Copy every line, leaving nothing out and adding nothing.

· · · · ·

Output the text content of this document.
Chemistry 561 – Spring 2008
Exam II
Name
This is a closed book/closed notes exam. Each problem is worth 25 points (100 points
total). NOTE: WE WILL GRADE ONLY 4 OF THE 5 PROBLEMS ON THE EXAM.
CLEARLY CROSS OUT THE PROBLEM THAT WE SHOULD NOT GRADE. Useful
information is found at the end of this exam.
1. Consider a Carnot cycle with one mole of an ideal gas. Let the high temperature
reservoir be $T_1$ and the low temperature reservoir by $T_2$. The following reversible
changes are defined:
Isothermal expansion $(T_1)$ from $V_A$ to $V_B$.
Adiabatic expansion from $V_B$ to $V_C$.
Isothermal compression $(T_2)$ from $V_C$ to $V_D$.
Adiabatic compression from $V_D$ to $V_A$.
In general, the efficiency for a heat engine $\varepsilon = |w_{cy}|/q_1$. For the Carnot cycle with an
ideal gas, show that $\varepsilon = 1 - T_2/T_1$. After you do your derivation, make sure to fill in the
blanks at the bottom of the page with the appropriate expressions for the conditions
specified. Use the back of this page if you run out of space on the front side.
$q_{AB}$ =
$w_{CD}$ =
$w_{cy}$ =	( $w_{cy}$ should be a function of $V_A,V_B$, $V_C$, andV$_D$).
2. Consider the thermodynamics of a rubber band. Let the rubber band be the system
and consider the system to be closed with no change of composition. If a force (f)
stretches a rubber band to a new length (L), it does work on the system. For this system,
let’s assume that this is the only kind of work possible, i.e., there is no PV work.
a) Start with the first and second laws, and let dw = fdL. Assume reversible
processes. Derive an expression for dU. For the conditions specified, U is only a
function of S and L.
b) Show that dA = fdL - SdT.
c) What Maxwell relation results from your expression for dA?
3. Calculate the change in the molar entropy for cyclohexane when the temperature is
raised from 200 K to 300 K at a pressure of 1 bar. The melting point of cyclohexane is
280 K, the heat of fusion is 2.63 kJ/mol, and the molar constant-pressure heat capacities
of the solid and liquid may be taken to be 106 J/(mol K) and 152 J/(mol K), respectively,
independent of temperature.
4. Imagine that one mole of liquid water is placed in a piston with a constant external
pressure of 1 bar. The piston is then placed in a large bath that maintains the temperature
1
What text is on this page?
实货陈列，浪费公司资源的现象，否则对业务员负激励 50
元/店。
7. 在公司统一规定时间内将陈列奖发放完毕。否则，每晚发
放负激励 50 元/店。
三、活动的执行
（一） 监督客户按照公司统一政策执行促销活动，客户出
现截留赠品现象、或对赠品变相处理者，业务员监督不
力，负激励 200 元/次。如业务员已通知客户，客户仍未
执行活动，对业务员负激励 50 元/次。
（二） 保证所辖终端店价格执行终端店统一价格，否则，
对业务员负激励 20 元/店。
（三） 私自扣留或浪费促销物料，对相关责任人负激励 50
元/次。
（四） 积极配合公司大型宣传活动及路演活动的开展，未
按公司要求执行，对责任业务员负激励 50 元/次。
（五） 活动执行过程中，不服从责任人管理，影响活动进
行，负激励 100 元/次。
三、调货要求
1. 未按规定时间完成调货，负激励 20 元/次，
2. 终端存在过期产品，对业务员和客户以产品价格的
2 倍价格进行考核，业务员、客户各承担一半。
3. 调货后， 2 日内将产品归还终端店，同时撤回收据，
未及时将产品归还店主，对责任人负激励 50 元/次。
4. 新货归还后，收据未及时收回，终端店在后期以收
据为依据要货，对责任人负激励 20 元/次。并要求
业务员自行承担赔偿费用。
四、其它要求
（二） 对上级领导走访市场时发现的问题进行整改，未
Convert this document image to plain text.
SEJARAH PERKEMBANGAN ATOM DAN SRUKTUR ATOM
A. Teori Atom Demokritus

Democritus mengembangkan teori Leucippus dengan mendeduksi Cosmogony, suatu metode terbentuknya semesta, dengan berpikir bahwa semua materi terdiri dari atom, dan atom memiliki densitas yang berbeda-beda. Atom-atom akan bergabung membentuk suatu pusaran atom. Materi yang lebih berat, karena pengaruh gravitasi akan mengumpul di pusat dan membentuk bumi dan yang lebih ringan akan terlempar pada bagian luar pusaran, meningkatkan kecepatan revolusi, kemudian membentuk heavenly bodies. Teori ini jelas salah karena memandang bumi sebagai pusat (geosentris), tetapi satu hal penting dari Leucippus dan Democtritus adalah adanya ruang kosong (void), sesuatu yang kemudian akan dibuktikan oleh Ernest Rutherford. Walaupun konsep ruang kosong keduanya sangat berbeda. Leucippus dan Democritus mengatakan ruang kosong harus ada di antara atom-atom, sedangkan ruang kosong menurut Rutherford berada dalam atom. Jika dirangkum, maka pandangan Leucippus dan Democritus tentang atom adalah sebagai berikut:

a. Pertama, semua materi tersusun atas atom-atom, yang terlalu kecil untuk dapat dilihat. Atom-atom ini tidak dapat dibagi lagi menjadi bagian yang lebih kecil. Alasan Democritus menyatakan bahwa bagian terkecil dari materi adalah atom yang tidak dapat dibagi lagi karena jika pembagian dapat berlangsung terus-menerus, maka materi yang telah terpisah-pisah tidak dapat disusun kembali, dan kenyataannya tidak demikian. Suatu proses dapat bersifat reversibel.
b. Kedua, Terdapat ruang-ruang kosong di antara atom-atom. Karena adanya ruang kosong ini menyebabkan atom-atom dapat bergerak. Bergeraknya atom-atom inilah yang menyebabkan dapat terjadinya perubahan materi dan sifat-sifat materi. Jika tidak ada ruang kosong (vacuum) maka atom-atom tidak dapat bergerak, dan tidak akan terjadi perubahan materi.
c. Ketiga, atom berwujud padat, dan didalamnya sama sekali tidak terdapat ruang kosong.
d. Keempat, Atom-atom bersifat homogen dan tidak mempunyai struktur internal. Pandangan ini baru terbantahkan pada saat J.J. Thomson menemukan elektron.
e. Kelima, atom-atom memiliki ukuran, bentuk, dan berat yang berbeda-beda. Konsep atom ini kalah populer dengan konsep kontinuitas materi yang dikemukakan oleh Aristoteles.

· · · · ·

* [SOLUTION TO THIS TASK]:
Output the text content of this document.
Chemistry 561 – Spring 2008
Exam II
Name
This is a closed book/closed notes exam. Each problem is worth 25 points (100 points
total). NOTE: WE WILL GRADE ONLY 4 OF THE 5 PROBLEMS ON THE EXAM.
CLEARLY CROSS OUT THE PROBLEM THAT WE SHOULD NOT GRADE. Useful
information is found at the end of this exam.
1. Consider a Carnot cycle with one mole of an ideal gas. Let the high temperature
reservoir be $T_1$ and the low temperature reservoir by $T_2$. The following reversible
changes are defined:
Isothermal expansion $(T_1)$ from $V_A$ to $V_B$.
Adiabatic expansion from $V_B$ to $V_C$.
Isothermal compression $(T_2)$ from $V_C$ to $V_D$.
Adiabatic compression from $V_D$ to $V_A$.
In general, the efficiency for a heat engine $\varepsilon = |w_{cy}|/q_1$. For the Carnot cycle with an
ideal gas, show that $\varepsilon = 1 - T_2/T_1$. After you do your derivation, make sure to fill in the
blanks at the bottom of the page with the appropriate expressions for the conditions
specified. Use the back of this page if you run out of space on the front side.
$q_{AB}$ =
$w_{CD}$ =
$w_{cy}$ =	( $w_{cy}$ should be a function of $V_A,V_B$, $V_C$, andV$_D$).
2. Consider the thermodynamics of a rubber band. Let the rubber band be the system
and consider the system to be closed with no change of composition. If a force (f)
stretches a rubber band to a new length (L), it does work on the system. For this system,
let’s assume that this is the only kind of work possible, i.e., there is no PV work.
a) Start with the first and second laws, and let dw = fdL. Assume reversible
processes. Derive an expression for dU. For the conditions specified, U is only a
function of S and L.
b) Show that dA = fdL - SdT.
c) What Maxwell relation results from your expression for dA?
3. Calculate the change in the molar entropy for cyclohexane when the temperature is
raised from 200 K to 300 K at a pressure of 1 bar. The melting point of cyclohexane is
280 K, the heat of fusion is 2.63 kJ/mol, and the molar constant-pressure heat capacities
of the solid and liquid may be taken to be 106 J/(mol K) and 152 J/(mol K), respectively,
independent of temperature.
4. Imagine that one mole of liquid water is placed in a piston with a constant external
pressure of 1 bar. The piston is then placed in a large bath that maintains the temperature
1
What text is on this page?
实货陈列，浪费公司资源的现象，否则对业务员负激励 50
元/店。
7. 在公司统一规定时间内将陈列奖发放完毕。否则，每晚发
放负激励 50 元/店。
三、活动的执行
（一） 监督客户按照公司统一政策执行促销活动，客户出
现截留赠品现象、或对赠品变相处理者，业务员监督不
力，负激励 200 元/次。如业务员已通知客户，客户仍未
执行活动，对业务员负激励 50 元/次。
（二） 保证所辖终端店价格执行终端店统一价格，否则，
对业务员负激励 20 元/店。
（三） 私自扣留或浪费促销物料，对相关责任人负激励 50
元/次。
（四） 积极配合公司大型宣传活动及路演活动的开展，未
按公司要求执行，对责任业务员负激励 50 元/次。
（五） 活动执行过程中，不服从责任人管理，影响活动进
行，负激励 100 元/次。
三、调货要求
1. 未按规定时间完成调货，负激励 20 元/次，
2. 终端存在过期产品，对业务员和客户以产品价格的
2 倍价格进行考核，业务员、客户各承担一半。
3. 调货后， 2 日内将产品归还终端店，同时撤回收据，
未及时将产品归还店主，对责任人负激励 50 元/次。
4. 新货归还后，收据未及时收回，终端店在后期以收
据为依据要货，对责任人负激励 20 元/次。并要求
业务员自行承担赔偿费用。
四、其它要求
（二） 对上级领导走访市场时发现的问题进行整改，未
Convert this document image to plain text.
SEJARAH PERKEMBANGAN ATOM DAN SRUKTUR ATOM
A. Teori Atom Demokritus

Democritus mengembangkan teori Leucippus dengan mendeduksi Cosmogony, suatu metode terbentuknya semesta, dengan berpikir bahwa semua materi terdiri dari atom, dan atom memiliki densitas yang berbeda-beda. Atom-atom akan bergabung membentuk suatu pusaran atom. Materi yang lebih berat, karena pengaruh gravitasi akan mengumpul di pusat dan membentuk bumi dan yang lebih ringan akan terlempar pada bagian luar pusaran, meningkatkan kecepatan revolusi, kemudian membentuk heavenly bodies. Teori ini jelas salah karena memandang bumi sebagai pusat (geosentris), tetapi satu hal penting dari Leucippus dan Democtritus adalah adanya ruang kosong (void), sesuatu yang kemudian akan dibuktikan oleh Ernest Rutherford. Walaupun konsep ruang kosong keduanya sangat berbeda. Leucippus dan Democritus mengatakan ruang kosong harus ada di antara atom-atom, sedangkan ruang kosong menurut Rutherford berada dalam atom. Jika dirangkum, maka pandangan Leucippus dan Democritus tentang atom adalah sebagai berikut:

a. Pertama, semua materi tersusun atas atom-atom, yang terlalu kecil untuk dapat dilihat. Atom-atom ini tidak dapat dibagi lagi menjadi bagian yang lebih kecil. Alasan Democritus menyatakan bahwa bagian terkecil dari materi adalah atom yang tidak dapat dibagi lagi karena jika pembagian dapat berlangsung terus-menerus, maka materi yang telah terpisah-pisah tidak dapat disusun kembali, dan kenyataannya tidak demikian. Suatu proses dapat bersifat reversibel.
b. Kedua, Terdapat ruang-ruang kosong di antara atom-atom. Karena adanya ruang kosong ini menyebabkan atom-atom dapat bergerak. Bergeraknya atom-atom inilah yang menyebabkan dapat terjadinya perubahan materi dan sifat-sifat materi. Jika tidak ada ruang kosong (vacuum) maka atom-atom tidak dapat bergerak, dan tidak akan terjadi perubahan materi.
c. Ketiga, atom berwujud padat, dan didalamnya sama sekali tidak terdapat ruang kosong.
d. Keempat, Atom-atom bersifat homogen dan tidak mempunyai struktur internal. Pandangan ini baru terbantahkan pada saat J.J. Thomson menemukan elektron.
e. Kelima, atom-atom memiliki ukuran, bentuk, dan berat yang berbeda-beda. Konsep atom ini kalah populer dengan konsep kontinuitas materi yang dikemukakan oleh Aristoteles.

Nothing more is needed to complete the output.